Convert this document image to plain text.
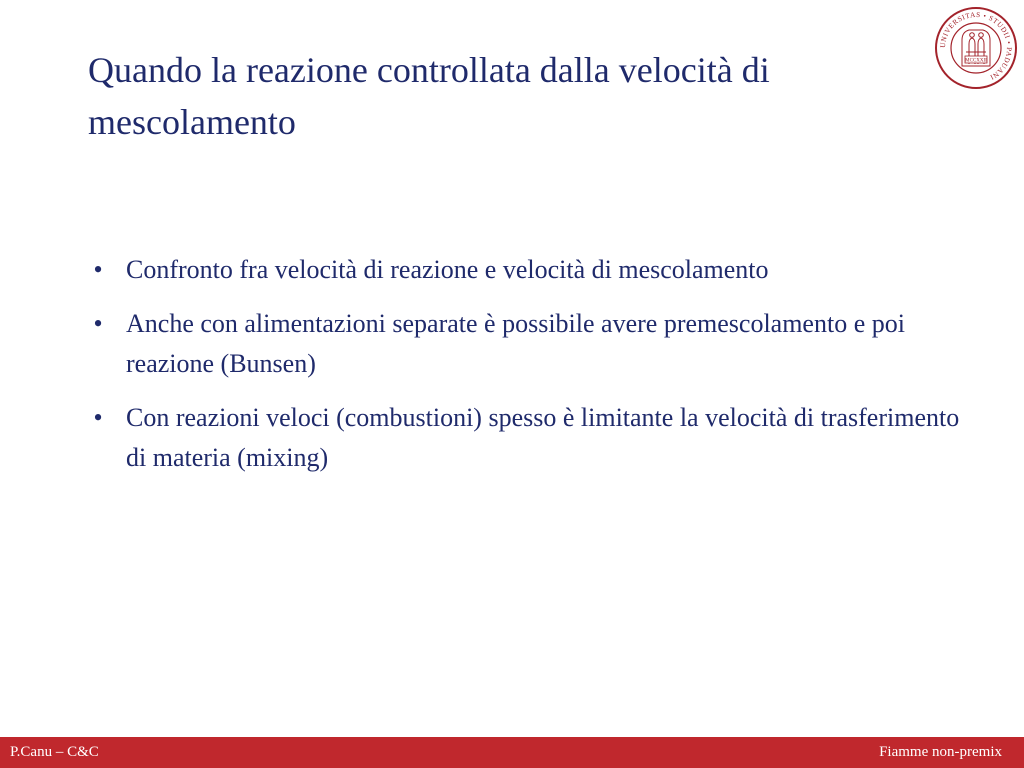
Quando la reazione controllata dalla velocità di mescolamento
UNIVERSITAS • STUDII • PADUANI
MCCXXII
• Confronto fra velocità di reazione e velocità di mescolamento
• Anche con alimentazioni separate è possibile avere premescolamento e poi reazione (Bunsen)
• Con reazioni veloci (combustioni) spesso è limitante la velocità di trasferimento di materia (mixing)
P.Canu – C&C	Fiamme non-premix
───
Across the entries above, how many lines contain "reazione"? Provide only the count.

3